### Material for the task

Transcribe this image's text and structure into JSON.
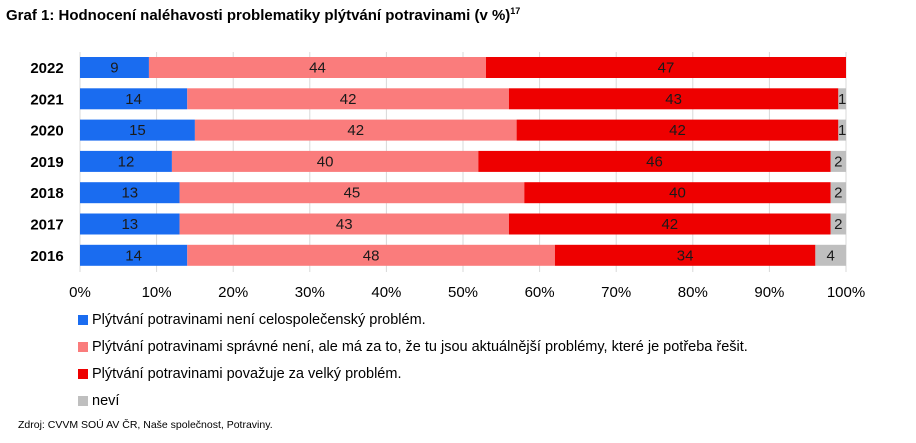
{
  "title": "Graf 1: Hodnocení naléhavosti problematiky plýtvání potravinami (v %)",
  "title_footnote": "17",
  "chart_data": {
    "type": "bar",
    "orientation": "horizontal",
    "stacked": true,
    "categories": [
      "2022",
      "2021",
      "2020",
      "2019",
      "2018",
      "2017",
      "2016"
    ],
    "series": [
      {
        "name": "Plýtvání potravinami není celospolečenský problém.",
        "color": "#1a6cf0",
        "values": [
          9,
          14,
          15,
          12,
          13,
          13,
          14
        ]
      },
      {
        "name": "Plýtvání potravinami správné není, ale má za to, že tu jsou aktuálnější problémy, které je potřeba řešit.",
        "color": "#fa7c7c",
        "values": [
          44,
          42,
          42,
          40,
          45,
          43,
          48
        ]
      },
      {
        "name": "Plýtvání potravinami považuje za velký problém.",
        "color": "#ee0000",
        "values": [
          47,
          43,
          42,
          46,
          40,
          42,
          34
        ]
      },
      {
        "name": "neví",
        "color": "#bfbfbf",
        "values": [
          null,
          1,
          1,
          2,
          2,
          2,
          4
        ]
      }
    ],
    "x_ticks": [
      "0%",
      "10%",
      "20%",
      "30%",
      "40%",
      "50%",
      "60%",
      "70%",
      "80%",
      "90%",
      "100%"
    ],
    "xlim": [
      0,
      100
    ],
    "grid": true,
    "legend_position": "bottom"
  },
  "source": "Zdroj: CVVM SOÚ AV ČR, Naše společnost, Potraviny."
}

######
### Material for the task

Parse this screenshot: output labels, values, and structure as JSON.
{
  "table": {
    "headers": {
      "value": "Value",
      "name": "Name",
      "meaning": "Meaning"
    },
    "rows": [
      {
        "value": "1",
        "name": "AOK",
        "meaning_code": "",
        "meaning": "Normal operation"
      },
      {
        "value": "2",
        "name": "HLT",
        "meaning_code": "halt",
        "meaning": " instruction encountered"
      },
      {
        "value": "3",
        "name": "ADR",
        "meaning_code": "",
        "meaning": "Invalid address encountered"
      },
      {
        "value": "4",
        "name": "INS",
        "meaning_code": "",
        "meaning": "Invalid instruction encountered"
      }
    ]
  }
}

######

Using the entries above, find all lines with "instruction". Copy them.

### Answer to this task:
        "meaning": " instruction encountered"
        "meaning": "Invalid instruction encountered"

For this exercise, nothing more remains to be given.